▶ _Job_: Will you give the material below again, every line exactly as it is?

:: Supplied records

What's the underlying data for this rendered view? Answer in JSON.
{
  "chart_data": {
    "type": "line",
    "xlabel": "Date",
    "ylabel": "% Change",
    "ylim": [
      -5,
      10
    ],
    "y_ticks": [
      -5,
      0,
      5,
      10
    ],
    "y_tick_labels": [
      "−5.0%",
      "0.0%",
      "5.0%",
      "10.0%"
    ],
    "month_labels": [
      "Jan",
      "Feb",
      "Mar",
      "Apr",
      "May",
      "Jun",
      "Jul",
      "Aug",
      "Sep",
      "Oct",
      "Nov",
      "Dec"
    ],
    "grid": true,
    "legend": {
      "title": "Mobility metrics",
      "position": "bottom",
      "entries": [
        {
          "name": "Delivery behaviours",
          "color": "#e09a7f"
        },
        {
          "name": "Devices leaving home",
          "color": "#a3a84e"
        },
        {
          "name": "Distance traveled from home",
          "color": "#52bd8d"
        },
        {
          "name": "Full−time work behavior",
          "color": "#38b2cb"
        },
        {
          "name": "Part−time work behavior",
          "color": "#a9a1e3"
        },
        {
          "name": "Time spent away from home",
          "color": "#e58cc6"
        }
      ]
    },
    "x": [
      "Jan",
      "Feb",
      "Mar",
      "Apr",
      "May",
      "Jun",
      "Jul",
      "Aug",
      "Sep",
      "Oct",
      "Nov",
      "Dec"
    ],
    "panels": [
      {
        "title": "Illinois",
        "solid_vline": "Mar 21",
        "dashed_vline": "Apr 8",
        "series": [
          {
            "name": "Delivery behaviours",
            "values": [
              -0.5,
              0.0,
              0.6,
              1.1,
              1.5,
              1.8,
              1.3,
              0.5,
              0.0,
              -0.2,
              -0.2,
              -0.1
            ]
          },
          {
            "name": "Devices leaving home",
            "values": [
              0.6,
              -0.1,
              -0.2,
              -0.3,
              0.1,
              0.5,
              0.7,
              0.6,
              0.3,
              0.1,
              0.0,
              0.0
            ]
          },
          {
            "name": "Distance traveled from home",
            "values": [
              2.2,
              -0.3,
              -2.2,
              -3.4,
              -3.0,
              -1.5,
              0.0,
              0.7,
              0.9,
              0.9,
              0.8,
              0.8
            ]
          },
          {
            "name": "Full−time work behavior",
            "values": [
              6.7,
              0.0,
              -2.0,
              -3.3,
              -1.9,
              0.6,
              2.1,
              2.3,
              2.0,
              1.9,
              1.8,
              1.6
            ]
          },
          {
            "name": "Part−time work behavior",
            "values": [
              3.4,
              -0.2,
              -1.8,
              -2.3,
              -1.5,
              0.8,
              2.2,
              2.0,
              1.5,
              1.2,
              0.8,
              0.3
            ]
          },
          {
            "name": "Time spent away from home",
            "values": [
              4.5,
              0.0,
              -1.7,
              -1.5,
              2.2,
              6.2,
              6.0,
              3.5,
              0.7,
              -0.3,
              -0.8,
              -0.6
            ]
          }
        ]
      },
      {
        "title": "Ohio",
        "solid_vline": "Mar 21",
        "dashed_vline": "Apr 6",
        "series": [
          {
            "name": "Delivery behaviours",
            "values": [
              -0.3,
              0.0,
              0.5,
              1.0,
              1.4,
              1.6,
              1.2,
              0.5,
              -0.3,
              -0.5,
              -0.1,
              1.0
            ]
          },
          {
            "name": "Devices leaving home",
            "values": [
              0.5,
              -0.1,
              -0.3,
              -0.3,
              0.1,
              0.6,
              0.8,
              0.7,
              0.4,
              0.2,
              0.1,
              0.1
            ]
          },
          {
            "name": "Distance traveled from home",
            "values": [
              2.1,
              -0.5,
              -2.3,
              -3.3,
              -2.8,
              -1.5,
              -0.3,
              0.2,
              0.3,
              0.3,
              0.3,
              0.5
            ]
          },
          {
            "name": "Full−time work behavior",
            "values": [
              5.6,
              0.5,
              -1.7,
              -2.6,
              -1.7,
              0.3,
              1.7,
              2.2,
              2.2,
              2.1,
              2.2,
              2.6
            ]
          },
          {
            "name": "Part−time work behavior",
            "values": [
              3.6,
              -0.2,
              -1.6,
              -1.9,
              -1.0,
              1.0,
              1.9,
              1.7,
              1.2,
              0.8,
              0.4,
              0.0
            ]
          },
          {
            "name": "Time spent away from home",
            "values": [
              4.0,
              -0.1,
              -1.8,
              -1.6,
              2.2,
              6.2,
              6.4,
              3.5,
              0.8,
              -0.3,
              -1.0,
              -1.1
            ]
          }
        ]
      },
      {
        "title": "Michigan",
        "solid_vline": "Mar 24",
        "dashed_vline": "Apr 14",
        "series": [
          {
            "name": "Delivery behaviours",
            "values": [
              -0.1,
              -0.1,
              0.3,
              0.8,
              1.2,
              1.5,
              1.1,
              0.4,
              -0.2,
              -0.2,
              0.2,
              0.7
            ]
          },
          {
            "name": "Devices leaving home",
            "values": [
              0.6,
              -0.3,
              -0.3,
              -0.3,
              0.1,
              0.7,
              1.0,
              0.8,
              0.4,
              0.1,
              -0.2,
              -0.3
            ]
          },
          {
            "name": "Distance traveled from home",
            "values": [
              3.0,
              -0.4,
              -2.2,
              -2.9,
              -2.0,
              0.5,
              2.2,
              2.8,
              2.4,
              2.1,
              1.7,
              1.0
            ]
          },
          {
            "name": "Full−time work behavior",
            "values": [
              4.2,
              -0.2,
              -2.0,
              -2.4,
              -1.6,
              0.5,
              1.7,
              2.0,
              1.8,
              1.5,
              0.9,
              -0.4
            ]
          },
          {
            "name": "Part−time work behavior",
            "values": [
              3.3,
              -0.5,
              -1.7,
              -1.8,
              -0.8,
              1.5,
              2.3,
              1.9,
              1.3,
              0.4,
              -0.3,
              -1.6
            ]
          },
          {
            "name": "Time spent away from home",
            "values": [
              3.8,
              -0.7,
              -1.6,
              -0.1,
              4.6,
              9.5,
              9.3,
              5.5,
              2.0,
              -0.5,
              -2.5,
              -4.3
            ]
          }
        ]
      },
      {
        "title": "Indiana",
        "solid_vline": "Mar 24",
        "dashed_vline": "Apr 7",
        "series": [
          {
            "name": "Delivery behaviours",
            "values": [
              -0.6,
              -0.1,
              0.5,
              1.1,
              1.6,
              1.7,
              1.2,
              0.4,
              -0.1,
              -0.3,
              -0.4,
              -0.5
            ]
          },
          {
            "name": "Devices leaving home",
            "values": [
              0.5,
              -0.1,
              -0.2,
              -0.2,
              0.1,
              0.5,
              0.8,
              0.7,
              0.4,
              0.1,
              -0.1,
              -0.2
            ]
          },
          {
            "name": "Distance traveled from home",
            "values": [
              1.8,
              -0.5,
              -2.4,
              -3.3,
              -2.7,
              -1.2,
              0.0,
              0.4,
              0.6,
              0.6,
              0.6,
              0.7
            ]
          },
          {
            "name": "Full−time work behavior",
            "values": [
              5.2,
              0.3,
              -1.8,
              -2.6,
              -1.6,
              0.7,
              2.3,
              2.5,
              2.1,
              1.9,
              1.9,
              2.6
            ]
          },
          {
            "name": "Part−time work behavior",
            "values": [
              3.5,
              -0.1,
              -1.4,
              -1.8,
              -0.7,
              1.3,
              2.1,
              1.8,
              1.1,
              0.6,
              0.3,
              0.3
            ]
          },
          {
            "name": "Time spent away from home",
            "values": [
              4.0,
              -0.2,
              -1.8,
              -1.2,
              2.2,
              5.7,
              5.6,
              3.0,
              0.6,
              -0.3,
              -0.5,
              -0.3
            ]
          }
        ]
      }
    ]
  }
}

::::

▶ _Reply to the exercise_:
What's the underlying data for this rendered view? Answer in JSON.
{
  "chart_data": {
    "type": "line",
    "xlabel": "Date",
    "ylabel": "% Change",
    "ylim": [
      -5,
      10
    ],
    "y_ticks": [
      -5,
      0,
      5,
      10
    ],
    "y_tick_labels": [
      "−5.0%",
      "0.0%",
      "5.0%",
      "10.0%"
    ],
    "month_labels": [
      "Jan",
      "Feb",
      "Mar",
      "Apr",
      "May",
      "Jun",
      "Jul",
      "Aug",
      "Sep",
      "Oct",
      "Nov",
      "Dec"
    ],
    "grid": true,
    "legend": {
      "title": "Mobility metrics",
      "position": "bottom",
      "entries": [
        {
          "name": "Delivery behaviours",
          "color": "#e09a7f"
        },
        {
          "name": "Devices leaving home",
          "color": "#a3a84e"
        },
        {
          "name": "Distance traveled from home",
          "color": "#52bd8d"
        },
        {
          "name": "Full−time work behavior",
          "color": "#38b2cb"
        },
        {
          "name": "Part−time work behavior",
          "color": "#a9a1e3"
        },
        {
          "name": "Time spent away from home",
          "color": "#e58cc6"
        }
      ]
    },
    "x": [
      "Jan",
      "Feb",
      "Mar",
      "Apr",
      "May",
      "Jun",
      "Jul",
      "Aug",
      "Sep",
      "Oct",
      "Nov",
      "Dec"
    ],
    "panels": [
      {
        "title": "Illinois",
        "solid_vline": "Mar 21",
        "dashed_vline": "Apr 8",
        "series": [
          {
            "name": "Delivery behaviours",
            "values": [
              -0.5,
              0.0,
              0.6,
              1.1,
              1.5,
              1.8,
              1.3,
              0.5,
              0.0,
              -0.2,
              -0.2,
              -0.1
            ]
          },
          {
            "name": "Devices leaving home",
            "values": [
              0.6,
              -0.1,
              -0.2,
              -0.3,
              0.1,
              0.5,
              0.7,
              0.6,
              0.3,
              0.1,
              0.0,
              0.0
            ]
          },
          {
            "name": "Distance traveled from home",
            "values": [
              2.2,
              -0.3,
              -2.2,
              -3.4,
              -3.0,
              -1.5,
              0.0,
              0.7,
              0.9,
              0.9,
              0.8,
              0.8
            ]
          },
          {
            "name": "Full−time work behavior",
            "values": [
              6.7,
              0.0,
              -2.0,
              -3.3,
              -1.9,
              0.6,
              2.1,
              2.3,
              2.0,
              1.9,
              1.8,
              1.6
            ]
          },
          {
            "name": "Part−time work behavior",
            "values": [
              3.4,
              -0.2,
              -1.8,
              -2.3,
              -1.5,
              0.8,
              2.2,
              2.0,
              1.5,
              1.2,
              0.8,
              0.3
            ]
          },
          {
            "name": "Time spent away from home",
            "values": [
              4.5,
              0.0,
              -1.7,
              -1.5,
              2.2,
              6.2,
              6.0,
              3.5,
              0.7,
              -0.3,
              -0.8,
              -0.6
            ]
          }
        ]
      },
      {
        "title": "Ohio",
        "solid_vline": "Mar 21",
        "dashed_vline": "Apr 6",
        "series": [
          {
            "name": "Delivery behaviours",
            "values": [
              -0.3,
              0.0,
              0.5,
              1.0,
              1.4,
              1.6,
              1.2,
              0.5,
              -0.3,
              -0.5,
              -0.1,
              1.0
            ]
          },
          {
            "name": "Devices leaving home",
            "values": [
              0.5,
              -0.1,
              -0.3,
              -0.3,
              0.1,
              0.6,
              0.8,
              0.7,
              0.4,
              0.2,
              0.1,
              0.1
            ]
          },
          {
            "name": "Distance traveled from home",
            "values": [
              2.1,
              -0.5,
              -2.3,
              -3.3,
              -2.8,
              -1.5,
              -0.3,
              0.2,
              0.3,
              0.3,
              0.3,
              0.5
            ]
          },
          {
            "name": "Full−time work behavior",
            "values": [
              5.6,
              0.5,
              -1.7,
              -2.6,
              -1.7,
              0.3,
              1.7,
              2.2,
              2.2,
              2.1,
              2.2,
              2.6
            ]
          },
          {
            "name": "Part−time work behavior",
            "values": [
              3.6,
              -0.2,
              -1.6,
              -1.9,
              -1.0,
              1.0,
              1.9,
              1.7,
              1.2,
              0.8,
              0.4,
              0.0
            ]
          },
          {
            "name": "Time spent away from home",
            "values": [
              4.0,
              -0.1,
              -1.8,
              -1.6,
              2.2,
              6.2,
              6.4,
              3.5,
              0.8,
              -0.3,
              -1.0,
              -1.1
            ]
          }
        ]
      },
      {
        "title": "Michigan",
        "solid_vline": "Mar 24",
        "dashed_vline": "Apr 14",
        "series": [
          {
            "name": "Delivery behaviours",
            "values": [
              -0.1,
              -0.1,
              0.3,
              0.8,
              1.2,
              1.5,
              1.1,
              0.4,
              -0.2,
              -0.2,
              0.2,
              0.7
            ]
          },
          {
            "name": "Devices leaving home",
            "values": [
              0.6,
              -0.3,
              -0.3,
              -0.3,
              0.1,
              0.7,
              1.0,
              0.8,
              0.4,
              0.1,
              -0.2,
              -0.3
            ]
          },
          {
            "name": "Distance traveled from home",
            "values": [
              3.0,
              -0.4,
              -2.2,
              -2.9,
              -2.0,
              0.5,
              2.2,
              2.8,
              2.4,
              2.1,
              1.7,
              1.0
            ]
          },
          {
            "name": "Full−time work behavior",
            "values": [
              4.2,
              -0.2,
              -2.0,
              -2.4,
              -1.6,
              0.5,
              1.7,
              2.0,
              1.8,
              1.5,
              0.9,
              -0.4
            ]
          },
          {
            "name": "Part−time work behavior",
            "values": [
              3.3,
              -0.5,
              -1.7,
              -1.8,
              -0.8,
              1.5,
              2.3,
              1.9,
              1.3,
              0.4,
              -0.3,
              -1.6
            ]
          },
          {
            "name": "Time spent away from home",
            "values": [
              3.8,
              -0.7,
              -1.6,
              -0.1,
              4.6,
              9.5,
              9.3,
              5.5,
              2.0,
              -0.5,
              -2.5,
              -4.3
            ]
          }
        ]
      },
      {
        "title": "Indiana",
        "solid_vline": "Mar 24",
        "dashed_vline": "Apr 7",
        "series": [
          {
            "name": "Delivery behaviours",
            "values": [
              -0.6,
              -0.1,
              0.5,
              1.1,
              1.6,
              1.7,
              1.2,
              0.4,
              -0.1,
              -0.3,
              -0.4,
              -0.5
            ]
          },
          {
            "name": "Devices leaving home",
            "values": [
              0.5,
              -0.1,
              -0.2,
              -0.2,
              0.1,
              0.5,
              0.8,
              0.7,
              0.4,
              0.1,
              -0.1,
              -0.2
            ]
          },
          {
            "name": "Distance traveled from home",
            "values": [
              1.8,
              -0.5,
              -2.4,
              -3.3,
              -2.7,
              -1.2,
              0.0,
              0.4,
              0.6,
              0.6,
              0.6,
              0.7
            ]
          },
          {
            "name": "Full−time work behavior",
            "values": [
              5.2,
              0.3,
              -1.8,
              -2.6,
              -1.6,
              0.7,
              2.3,
              2.5,
              2.1,
              1.9,
              1.9,
              2.6
            ]
          },
          {
            "name": "Part−time work behavior",
            "values": [
              3.5,
              -0.1,
              -1.4,
              -1.8,
              -0.7,
              1.3,
              2.1,
              1.8,
              1.1,
              0.6,
              0.3,
              0.3
            ]
          },
          {
            "name": "Time spent away from home",
            "values": [
              4.0,
              -0.2,
              -1.8,
              -1.2,
              2.2,
              5.7,
              5.6,
              3.0,
              0.6,
              -0.3,
              -0.5,
              -0.3
            ]
          }
        ]
      }
    ]
  }
}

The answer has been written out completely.